* **AIM OF THE TASK**: Where a line holds "instructions", copy it.
######
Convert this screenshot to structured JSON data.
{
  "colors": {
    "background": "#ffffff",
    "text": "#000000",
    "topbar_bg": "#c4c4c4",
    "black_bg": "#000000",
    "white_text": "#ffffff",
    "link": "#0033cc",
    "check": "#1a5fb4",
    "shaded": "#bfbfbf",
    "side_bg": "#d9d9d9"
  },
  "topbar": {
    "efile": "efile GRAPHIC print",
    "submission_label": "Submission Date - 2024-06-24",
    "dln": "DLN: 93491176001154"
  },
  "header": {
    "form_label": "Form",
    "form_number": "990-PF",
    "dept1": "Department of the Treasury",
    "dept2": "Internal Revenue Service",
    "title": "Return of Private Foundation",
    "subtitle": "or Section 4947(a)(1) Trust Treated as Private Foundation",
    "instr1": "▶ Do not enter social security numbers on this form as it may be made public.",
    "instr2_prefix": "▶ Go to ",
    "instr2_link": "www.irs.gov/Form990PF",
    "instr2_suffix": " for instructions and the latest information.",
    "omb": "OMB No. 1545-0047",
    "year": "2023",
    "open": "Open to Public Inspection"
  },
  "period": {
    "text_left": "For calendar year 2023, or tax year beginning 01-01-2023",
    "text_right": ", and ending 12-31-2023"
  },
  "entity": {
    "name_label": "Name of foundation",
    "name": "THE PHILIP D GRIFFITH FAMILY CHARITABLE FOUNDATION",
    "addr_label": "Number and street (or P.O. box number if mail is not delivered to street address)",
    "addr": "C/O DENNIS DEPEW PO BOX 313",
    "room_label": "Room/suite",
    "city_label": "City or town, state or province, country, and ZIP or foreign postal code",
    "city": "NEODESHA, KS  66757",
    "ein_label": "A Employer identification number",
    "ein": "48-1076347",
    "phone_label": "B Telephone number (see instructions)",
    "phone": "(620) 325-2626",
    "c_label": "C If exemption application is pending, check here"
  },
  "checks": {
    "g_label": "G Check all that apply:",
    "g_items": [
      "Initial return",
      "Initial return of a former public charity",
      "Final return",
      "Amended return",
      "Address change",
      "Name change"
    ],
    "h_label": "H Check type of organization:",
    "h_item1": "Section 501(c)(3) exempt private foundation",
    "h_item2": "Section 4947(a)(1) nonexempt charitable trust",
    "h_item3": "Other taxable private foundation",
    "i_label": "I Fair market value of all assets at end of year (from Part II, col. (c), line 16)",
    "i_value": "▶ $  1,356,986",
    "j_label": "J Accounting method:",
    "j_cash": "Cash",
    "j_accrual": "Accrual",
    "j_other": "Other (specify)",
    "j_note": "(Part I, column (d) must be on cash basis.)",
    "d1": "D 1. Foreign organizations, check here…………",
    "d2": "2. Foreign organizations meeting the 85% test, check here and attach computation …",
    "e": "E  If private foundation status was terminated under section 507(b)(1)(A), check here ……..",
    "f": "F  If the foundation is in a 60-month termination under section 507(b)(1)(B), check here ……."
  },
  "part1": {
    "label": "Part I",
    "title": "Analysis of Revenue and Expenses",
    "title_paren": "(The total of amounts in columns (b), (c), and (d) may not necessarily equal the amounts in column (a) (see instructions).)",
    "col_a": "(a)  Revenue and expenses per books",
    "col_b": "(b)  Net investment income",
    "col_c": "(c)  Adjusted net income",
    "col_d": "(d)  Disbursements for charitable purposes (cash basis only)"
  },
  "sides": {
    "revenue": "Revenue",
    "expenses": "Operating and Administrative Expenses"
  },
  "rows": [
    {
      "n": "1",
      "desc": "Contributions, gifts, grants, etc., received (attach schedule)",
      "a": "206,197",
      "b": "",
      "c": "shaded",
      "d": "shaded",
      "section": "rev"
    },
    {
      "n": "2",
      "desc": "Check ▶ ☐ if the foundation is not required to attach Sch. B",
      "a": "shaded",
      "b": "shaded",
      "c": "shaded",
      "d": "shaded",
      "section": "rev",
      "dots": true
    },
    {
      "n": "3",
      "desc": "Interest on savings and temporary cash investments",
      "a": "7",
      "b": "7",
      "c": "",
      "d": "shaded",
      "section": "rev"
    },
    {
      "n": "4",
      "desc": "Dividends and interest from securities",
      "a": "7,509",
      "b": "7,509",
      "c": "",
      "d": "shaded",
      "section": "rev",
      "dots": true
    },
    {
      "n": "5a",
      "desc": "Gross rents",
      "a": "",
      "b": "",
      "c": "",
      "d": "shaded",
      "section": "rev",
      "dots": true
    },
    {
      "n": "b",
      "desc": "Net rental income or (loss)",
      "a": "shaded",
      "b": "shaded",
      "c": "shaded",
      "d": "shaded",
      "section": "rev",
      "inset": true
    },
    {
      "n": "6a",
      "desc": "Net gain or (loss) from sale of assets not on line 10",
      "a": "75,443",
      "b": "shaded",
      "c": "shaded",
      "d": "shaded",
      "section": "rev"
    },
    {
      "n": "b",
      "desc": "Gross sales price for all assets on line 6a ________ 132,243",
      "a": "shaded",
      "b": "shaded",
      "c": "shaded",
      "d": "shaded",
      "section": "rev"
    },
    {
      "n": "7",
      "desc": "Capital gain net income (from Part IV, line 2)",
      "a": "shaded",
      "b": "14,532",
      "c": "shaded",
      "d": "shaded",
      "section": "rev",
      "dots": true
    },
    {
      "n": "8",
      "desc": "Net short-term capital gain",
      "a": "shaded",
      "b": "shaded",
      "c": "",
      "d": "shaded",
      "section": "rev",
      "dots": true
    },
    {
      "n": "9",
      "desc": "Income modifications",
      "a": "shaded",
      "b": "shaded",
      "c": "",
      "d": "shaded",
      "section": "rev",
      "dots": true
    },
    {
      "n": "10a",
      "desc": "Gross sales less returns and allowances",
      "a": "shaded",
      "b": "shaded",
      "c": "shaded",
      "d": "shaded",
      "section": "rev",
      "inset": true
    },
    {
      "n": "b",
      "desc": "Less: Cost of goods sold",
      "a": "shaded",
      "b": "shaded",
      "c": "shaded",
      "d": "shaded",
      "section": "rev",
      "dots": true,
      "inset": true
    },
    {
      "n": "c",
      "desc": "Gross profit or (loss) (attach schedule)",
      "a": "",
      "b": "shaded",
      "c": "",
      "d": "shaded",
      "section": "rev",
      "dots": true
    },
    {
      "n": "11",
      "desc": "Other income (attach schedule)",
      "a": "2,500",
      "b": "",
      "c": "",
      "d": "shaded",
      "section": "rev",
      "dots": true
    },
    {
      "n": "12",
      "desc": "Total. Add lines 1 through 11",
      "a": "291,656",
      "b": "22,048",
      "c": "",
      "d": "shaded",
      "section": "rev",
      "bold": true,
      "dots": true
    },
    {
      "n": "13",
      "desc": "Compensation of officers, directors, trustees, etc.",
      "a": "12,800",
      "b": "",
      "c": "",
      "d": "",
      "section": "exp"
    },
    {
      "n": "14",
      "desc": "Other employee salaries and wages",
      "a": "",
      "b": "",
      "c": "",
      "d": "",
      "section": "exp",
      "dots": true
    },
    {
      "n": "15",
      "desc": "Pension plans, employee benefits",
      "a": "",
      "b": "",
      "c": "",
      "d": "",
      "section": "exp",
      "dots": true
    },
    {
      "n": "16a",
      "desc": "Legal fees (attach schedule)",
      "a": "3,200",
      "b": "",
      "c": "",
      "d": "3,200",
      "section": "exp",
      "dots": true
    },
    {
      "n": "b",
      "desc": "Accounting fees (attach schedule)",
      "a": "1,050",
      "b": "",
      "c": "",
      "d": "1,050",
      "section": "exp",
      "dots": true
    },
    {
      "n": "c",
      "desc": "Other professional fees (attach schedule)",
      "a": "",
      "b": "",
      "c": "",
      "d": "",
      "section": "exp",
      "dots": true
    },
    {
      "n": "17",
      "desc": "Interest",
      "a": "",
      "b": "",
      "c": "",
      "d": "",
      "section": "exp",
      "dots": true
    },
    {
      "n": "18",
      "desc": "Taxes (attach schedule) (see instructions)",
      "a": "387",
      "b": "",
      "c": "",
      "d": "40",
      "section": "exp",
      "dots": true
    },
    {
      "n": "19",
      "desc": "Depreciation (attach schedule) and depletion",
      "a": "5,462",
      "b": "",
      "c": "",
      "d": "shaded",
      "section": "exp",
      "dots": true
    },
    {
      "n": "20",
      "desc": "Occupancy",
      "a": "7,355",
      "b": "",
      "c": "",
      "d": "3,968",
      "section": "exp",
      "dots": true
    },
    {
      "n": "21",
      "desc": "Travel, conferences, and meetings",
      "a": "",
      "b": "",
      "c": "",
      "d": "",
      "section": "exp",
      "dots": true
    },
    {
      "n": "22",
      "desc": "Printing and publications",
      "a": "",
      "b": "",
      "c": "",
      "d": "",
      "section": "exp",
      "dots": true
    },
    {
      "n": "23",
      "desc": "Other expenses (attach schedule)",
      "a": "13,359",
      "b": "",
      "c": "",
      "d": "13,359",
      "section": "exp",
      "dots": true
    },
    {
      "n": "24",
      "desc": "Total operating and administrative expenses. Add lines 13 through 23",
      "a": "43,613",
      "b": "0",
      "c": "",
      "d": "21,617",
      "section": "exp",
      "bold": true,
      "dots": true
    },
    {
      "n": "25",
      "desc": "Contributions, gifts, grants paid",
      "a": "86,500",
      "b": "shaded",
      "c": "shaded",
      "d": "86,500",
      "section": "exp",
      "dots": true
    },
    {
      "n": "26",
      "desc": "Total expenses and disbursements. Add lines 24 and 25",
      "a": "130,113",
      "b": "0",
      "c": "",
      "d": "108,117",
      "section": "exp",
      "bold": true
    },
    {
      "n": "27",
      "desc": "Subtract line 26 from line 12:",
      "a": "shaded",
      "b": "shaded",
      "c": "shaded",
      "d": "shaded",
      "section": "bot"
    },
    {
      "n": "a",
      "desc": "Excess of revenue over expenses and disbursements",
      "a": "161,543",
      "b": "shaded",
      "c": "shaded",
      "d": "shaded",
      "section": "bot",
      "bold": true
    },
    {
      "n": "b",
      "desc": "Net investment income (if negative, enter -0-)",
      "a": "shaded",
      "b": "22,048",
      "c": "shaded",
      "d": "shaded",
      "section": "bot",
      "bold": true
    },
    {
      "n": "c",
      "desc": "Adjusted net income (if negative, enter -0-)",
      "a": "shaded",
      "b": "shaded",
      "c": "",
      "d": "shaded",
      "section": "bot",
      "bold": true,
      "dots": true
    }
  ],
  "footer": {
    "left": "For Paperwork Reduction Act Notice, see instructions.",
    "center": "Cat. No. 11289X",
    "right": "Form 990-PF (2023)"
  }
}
######
* **FULL ANSWER**:
    "instr2_suffix": " for instructions and the latest information.",
    "phone_label": "B Telephone number (see instructions)",
    "title_paren": "(The total of amounts in columns (b), (c), and (d) may not necessarily equal the amounts in column (a) (see instructions).)",
      "desc": "Taxes (attach schedule) (see instructions)",
    "left": "For Paperwork Reduction Act Notice, see instructions.",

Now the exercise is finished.